──────── Input rows

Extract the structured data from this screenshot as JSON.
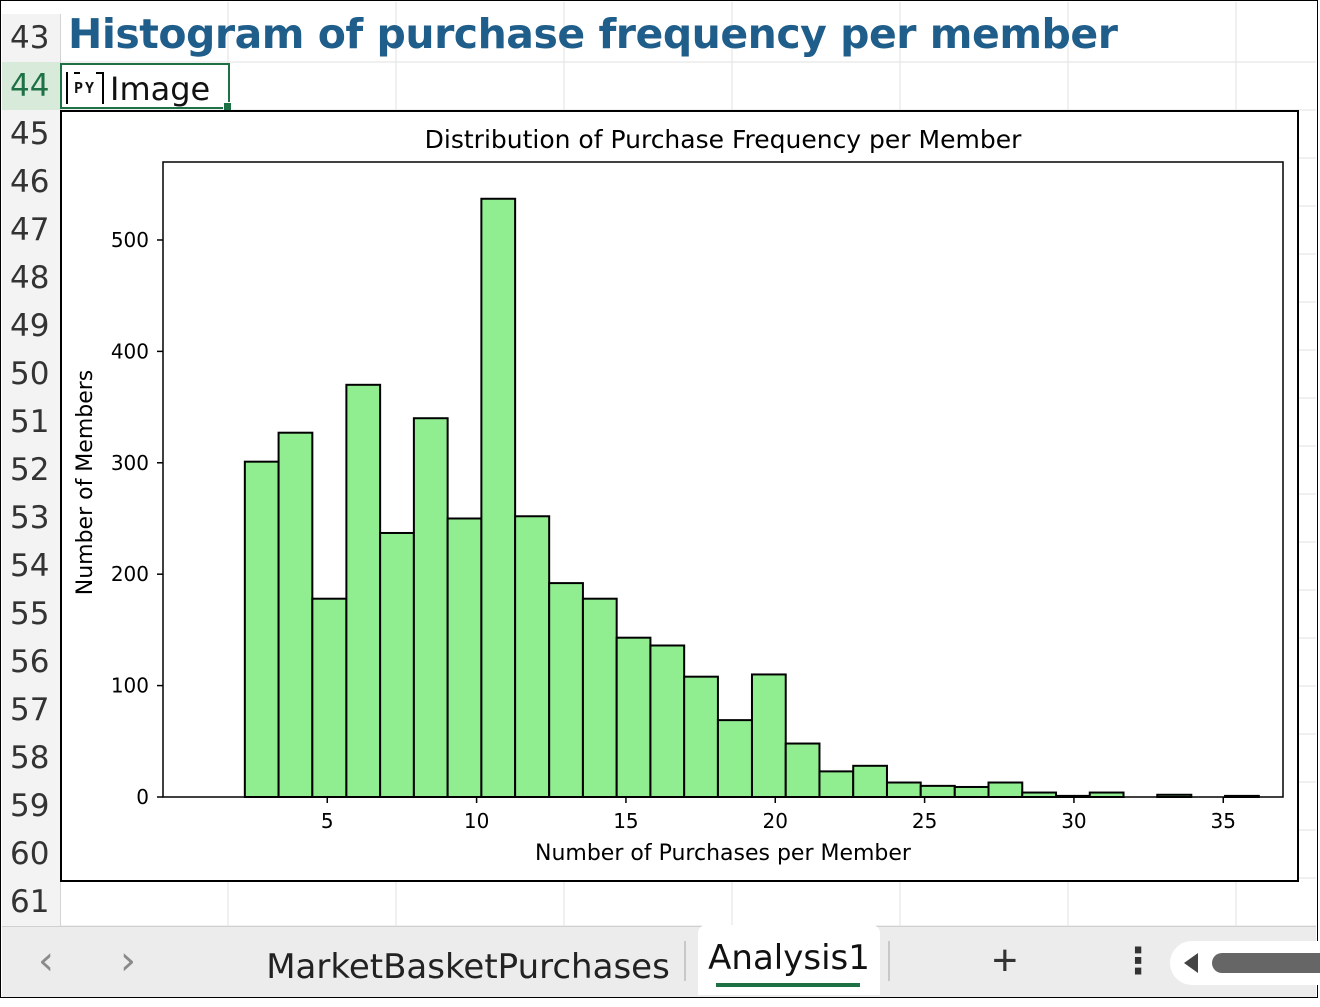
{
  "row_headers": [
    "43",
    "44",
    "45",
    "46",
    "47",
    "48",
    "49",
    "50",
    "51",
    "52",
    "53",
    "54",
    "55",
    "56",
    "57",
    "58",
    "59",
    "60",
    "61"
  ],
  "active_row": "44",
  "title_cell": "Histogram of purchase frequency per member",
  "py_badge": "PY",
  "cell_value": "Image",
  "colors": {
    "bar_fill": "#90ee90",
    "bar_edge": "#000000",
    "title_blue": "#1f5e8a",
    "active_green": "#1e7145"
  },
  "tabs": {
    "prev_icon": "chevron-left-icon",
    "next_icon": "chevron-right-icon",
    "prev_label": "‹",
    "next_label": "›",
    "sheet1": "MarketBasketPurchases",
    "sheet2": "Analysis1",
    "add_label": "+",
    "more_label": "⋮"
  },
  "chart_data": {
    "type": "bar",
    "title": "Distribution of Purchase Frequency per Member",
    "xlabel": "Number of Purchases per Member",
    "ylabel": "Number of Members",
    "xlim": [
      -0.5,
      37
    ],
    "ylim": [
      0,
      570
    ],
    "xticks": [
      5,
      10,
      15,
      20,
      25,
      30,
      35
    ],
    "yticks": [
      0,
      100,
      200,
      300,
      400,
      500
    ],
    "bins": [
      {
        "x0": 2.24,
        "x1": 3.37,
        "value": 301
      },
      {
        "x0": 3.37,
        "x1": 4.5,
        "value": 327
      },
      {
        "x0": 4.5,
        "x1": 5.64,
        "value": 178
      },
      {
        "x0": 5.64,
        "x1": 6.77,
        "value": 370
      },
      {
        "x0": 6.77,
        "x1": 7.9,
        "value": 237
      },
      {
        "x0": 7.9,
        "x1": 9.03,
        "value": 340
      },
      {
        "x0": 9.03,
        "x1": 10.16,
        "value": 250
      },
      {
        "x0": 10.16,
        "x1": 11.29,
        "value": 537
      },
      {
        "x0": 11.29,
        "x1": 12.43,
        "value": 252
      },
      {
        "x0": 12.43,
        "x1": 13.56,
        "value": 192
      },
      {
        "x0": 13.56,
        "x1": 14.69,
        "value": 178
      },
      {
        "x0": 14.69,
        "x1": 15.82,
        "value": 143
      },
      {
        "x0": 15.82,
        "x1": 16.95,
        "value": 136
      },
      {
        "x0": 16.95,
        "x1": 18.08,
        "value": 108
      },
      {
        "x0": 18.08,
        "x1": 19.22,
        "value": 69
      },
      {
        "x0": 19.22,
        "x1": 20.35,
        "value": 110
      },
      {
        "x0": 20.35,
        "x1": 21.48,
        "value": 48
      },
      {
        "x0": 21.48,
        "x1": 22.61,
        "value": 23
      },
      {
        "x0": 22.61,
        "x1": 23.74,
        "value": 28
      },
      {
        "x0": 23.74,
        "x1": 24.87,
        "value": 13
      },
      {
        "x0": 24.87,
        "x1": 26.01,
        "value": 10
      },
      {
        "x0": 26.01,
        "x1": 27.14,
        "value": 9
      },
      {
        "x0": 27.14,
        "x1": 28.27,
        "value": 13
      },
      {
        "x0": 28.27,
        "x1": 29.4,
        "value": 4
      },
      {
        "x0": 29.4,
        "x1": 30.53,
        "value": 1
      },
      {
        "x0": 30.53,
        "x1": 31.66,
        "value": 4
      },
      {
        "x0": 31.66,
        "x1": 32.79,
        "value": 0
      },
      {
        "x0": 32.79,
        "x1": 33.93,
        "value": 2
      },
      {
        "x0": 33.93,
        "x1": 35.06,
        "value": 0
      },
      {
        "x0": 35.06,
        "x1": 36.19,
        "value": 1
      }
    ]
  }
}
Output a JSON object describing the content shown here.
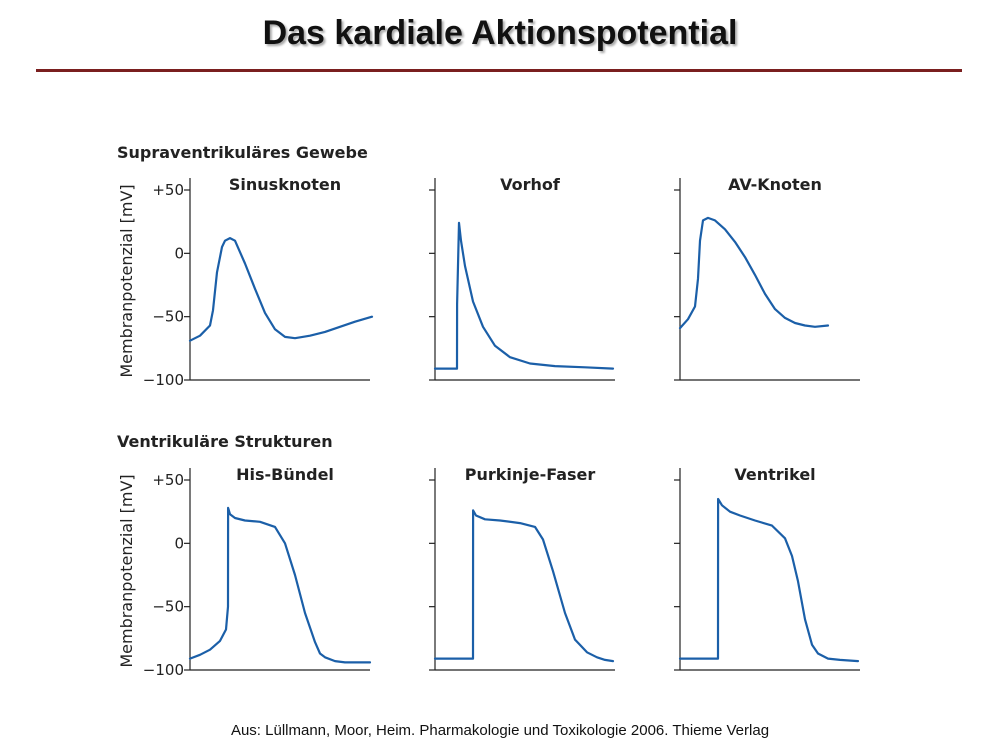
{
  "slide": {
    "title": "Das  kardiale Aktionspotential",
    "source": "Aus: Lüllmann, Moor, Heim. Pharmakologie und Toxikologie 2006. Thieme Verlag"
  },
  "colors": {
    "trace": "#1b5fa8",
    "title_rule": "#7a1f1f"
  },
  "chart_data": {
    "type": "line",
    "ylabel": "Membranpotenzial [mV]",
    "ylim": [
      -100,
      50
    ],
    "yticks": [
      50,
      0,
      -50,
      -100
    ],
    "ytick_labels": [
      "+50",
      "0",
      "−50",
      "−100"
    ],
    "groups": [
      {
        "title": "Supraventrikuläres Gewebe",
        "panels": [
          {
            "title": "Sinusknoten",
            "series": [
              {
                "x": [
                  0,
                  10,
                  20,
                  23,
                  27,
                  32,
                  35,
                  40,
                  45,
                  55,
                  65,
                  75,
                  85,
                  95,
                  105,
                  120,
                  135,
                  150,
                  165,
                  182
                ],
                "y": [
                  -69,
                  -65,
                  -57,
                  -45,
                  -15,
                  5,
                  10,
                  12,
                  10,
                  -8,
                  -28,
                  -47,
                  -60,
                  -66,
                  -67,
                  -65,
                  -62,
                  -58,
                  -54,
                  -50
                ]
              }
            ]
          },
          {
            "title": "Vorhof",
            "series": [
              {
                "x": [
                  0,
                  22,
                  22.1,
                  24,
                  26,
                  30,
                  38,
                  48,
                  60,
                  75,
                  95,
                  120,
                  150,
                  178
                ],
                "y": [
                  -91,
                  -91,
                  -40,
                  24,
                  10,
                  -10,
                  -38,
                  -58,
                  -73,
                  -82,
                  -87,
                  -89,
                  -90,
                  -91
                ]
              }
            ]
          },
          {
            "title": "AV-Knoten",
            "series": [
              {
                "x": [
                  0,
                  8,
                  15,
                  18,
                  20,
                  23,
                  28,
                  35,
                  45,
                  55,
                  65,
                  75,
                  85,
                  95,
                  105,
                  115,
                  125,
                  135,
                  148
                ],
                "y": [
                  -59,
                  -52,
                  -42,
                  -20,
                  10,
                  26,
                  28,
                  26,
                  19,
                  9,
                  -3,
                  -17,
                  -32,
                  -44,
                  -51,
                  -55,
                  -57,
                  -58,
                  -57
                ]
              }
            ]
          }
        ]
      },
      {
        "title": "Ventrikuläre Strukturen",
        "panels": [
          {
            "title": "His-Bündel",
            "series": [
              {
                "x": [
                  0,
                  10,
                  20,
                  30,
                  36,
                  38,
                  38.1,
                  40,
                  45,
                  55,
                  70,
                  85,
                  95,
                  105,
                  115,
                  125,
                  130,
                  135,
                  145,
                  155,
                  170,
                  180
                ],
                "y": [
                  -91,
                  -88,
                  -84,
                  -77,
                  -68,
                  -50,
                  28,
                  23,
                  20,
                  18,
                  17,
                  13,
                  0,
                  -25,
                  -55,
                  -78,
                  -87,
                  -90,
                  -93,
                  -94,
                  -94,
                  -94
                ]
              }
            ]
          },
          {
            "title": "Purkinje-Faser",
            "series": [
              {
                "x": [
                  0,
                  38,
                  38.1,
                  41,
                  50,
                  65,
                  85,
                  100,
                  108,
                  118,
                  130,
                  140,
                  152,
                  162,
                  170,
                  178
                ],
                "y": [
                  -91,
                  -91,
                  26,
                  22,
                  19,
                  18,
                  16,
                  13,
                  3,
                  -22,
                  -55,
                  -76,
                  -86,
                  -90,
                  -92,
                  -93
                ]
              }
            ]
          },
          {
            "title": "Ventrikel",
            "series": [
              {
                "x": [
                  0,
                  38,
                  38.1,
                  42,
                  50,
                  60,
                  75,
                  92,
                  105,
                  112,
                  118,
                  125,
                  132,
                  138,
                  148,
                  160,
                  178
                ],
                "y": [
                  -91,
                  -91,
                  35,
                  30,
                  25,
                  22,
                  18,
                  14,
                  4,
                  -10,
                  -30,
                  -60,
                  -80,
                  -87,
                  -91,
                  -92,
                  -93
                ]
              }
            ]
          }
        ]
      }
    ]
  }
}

────────────────

*Short exercise:* Every entry must be reproduced exactly, with the images left out.

*Exercise response:*
Extract the structured data from this screenshot as JSON.
{
  "row_headers": [
    "43",
    "44",
    "45",
    "46",
    "47",
    "48",
    "49",
    "50",
    "51",
    "52",
    "53",
    "54",
    "55",
    "56",
    "57",
    "58",
    "59",
    "60",
    "61"
  ],
  "active_row": "44",
  "title_cell": "Histogram of purchase frequency per member",
  "py_badge": "PY",
  "cell_value": "Image",
  "colors": {
    "bar_fill": "#90ee90",
    "bar_edge": "#000000",
    "title_blue": "#1f5e8a",
    "active_green": "#1e7145"
  },
  "tabs": {
    "prev_icon": "chevron-left-icon",
    "next_icon": "chevron-right-icon",
    "prev_label": "‹",
    "next_label": "›",
    "sheet1": "MarketBasketPurchases",
    "sheet2": "Analysis1",
    "add_label": "+",
    "more_label": "⋮"
  },
  "chart_data": {
    "type": "bar",
    "title": "Distribution of Purchase Frequency per Member",
    "xlabel": "Number of Purchases per Member",
    "ylabel": "Number of Members",
    "xlim": [
      -0.5,
      37
    ],
    "ylim": [
      0,
      570
    ],
    "xticks": [
      5,
      10,
      15,
      20,
      25,
      30,
      35
    ],
    "yticks": [
      0,
      100,
      200,
      300,
      400,
      500
    ],
    "bins": [
      {
        "x0": 2.24,
        "x1": 3.37,
        "value": 301
      },
      {
        "x0": 3.37,
        "x1": 4.5,
        "value": 327
      },
      {
        "x0": 4.5,
        "x1": 5.64,
        "value": 178
      },
      {
        "x0": 5.64,
        "x1": 6.77,
        "value": 370
      },
      {
        "x0": 6.77,
        "x1": 7.9,
        "value": 237
      },
      {
        "x0": 7.9,
        "x1": 9.03,
        "value": 340
      },
      {
        "x0": 9.03,
        "x1": 10.16,
        "value": 250
      },
      {
        "x0": 10.16,
        "x1": 11.29,
        "value": 537
      },
      {
        "x0": 11.29,
        "x1": 12.43,
        "value": 252
      },
      {
        "x0": 12.43,
        "x1": 13.56,
        "value": 192
      },
      {
        "x0": 13.56,
        "x1": 14.69,
        "value": 178
      },
      {
        "x0": 14.69,
        "x1": 15.82,
        "value": 143
      },
      {
        "x0": 15.82,
        "x1": 16.95,
        "value": 136
      },
      {
        "x0": 16.95,
        "x1": 18.08,
        "value": 108
      },
      {
        "x0": 18.08,
        "x1": 19.22,
        "value": 69
      },
      {
        "x0": 19.22,
        "x1": 20.35,
        "value": 110
      },
      {
        "x0": 20.35,
        "x1": 21.48,
        "value": 48
      },
      {
        "x0": 21.48,
        "x1": 22.61,
        "value": 23
      },
      {
        "x0": 22.61,
        "x1": 23.74,
        "value": 28
      },
      {
        "x0": 23.74,
        "x1": 24.87,
        "value": 13
      },
      {
        "x0": 24.87,
        "x1": 26.01,
        "value": 10
      },
      {
        "x0": 26.01,
        "x1": 27.14,
        "value": 9
      },
      {
        "x0": 27.14,
        "x1": 28.27,
        "value": 13
      },
      {
        "x0": 28.27,
        "x1": 29.4,
        "value": 4
      },
      {
        "x0": 29.4,
        "x1": 30.53,
        "value": 1
      },
      {
        "x0": 30.53,
        "x1": 31.66,
        "value": 4
      },
      {
        "x0": 31.66,
        "x1": 32.79,
        "value": 0
      },
      {
        "x0": 32.79,
        "x1": 33.93,
        "value": 2
      },
      {
        "x0": 33.93,
        "x1": 35.06,
        "value": 0
      },
      {
        "x0": 35.06,
        "x1": 36.19,
        "value": 1
      }
    ]
  }
}
Output a JSON object describing the content shown here.
{
  "slide": {
    "title": "Das  kardiale Aktionspotential",
    "source": "Aus: Lüllmann, Moor, Heim. Pharmakologie und Toxikologie 2006. Thieme Verlag"
  },
  "colors": {
    "trace": "#1b5fa8",
    "title_rule": "#7a1f1f"
  },
  "chart_data": {
    "type": "line",
    "ylabel": "Membranpotenzial [mV]",
    "ylim": [
      -100,
      50
    ],
    "yticks": [
      50,
      0,
      -50,
      -100
    ],
    "ytick_labels": [
      "+50",
      "0",
      "−50",
      "−100"
    ],
    "groups": [
      {
        "title": "Supraventrikuläres Gewebe",
        "panels": [
          {
            "title": "Sinusknoten",
            "series": [
              {
                "x": [
                  0,
                  10,
                  20,
                  23,
                  27,
                  32,
                  35,
                  40,
                  45,
                  55,
                  65,
                  75,
                  85,
                  95,
                  105,
                  120,
                  135,
                  150,
                  165,
                  182
                ],
                "y": [
                  -69,
                  -65,
                  -57,
                  -45,
                  -15,
                  5,
                  10,
                  12,
                  10,
                  -8,
                  -28,
                  -47,
                  -60,
                  -66,
                  -67,
                  -65,
                  -62,
                  -58,
                  -54,
                  -50
                ]
              }
            ]
          },
          {
            "title": "Vorhof",
            "series": [
              {
                "x": [
                  0,
                  22,
                  22.1,
                  24,
                  26,
                  30,
                  38,
                  48,
                  60,
                  75,
                  95,
                  120,
                  150,
                  178
                ],
                "y": [
                  -91,
                  -91,
                  -40,
                  24,
                  10,
                  -10,
                  -38,
                  -58,
                  -73,
                  -82,
                  -87,
                  -89,
                  -90,
                  -91
                ]
              }
            ]
          },
          {
            "title": "AV-Knoten",
            "series": [
              {
                "x": [
                  0,
                  8,
                  15,
                  18,
                  20,
                  23,
                  28,
                  35,
                  45,
                  55,
                  65,
                  75,
                  85,
                  95,
                  105,
                  115,
                  125,
                  135,
                  148
                ],
                "y": [
                  -59,
                  -52,
                  -42,
                  -20,
                  10,
                  26,
                  28,
                  26,
                  19,
                  9,
                  -3,
                  -17,
                  -32,
                  -44,
                  -51,
                  -55,
                  -57,
                  -58,
                  -57
                ]
              }
            ]
          }
        ]
      },
      {
        "title": "Ventrikuläre Strukturen",
        "panels": [
          {
            "title": "His-Bündel",
            "series": [
              {
                "x": [
                  0,
                  10,
                  20,
                  30,
                  36,
                  38,
                  38.1,
                  40,
                  45,
                  55,
                  70,
                  85,
                  95,
                  105,
                  115,
                  125,
                  130,
                  135,
                  145,
                  155,
                  170,
                  180
                ],
                "y": [
                  -91,
                  -88,
                  -84,
                  -77,
                  -68,
                  -50,
                  28,
                  23,
                  20,
                  18,
                  17,
                  13,
                  0,
                  -25,
                  -55,
                  -78,
                  -87,
                  -90,
                  -93,
                  -94,
                  -94,
                  -94
                ]
              }
            ]
          },
          {
            "title": "Purkinje-Faser",
            "series": [
              {
                "x": [
                  0,
                  38,
                  38.1,
                  41,
                  50,
                  65,
                  85,
                  100,
                  108,
                  118,
                  130,
                  140,
                  152,
                  162,
                  170,
                  178
                ],
                "y": [
                  -91,
                  -91,
                  26,
                  22,
                  19,
                  18,
                  16,
                  13,
                  3,
                  -22,
                  -55,
                  -76,
                  -86,
                  -90,
                  -92,
                  -93
                ]
              }
            ]
          },
          {
            "title": "Ventrikel",
            "series": [
              {
                "x": [
                  0,
                  38,
                  38.1,
                  42,
                  50,
                  60,
                  75,
                  92,
                  105,
                  112,
                  118,
                  125,
                  132,
                  138,
                  148,
                  160,
                  178
                ],
                "y": [
                  -91,
                  -91,
                  35,
                  30,
                  25,
                  22,
                  18,
                  14,
                  4,
                  -10,
                  -30,
                  -60,
                  -80,
                  -87,
                  -91,
                  -92,
                  -93
                ]
              }
            ]
          }
        ]
      }
    ]
  }
}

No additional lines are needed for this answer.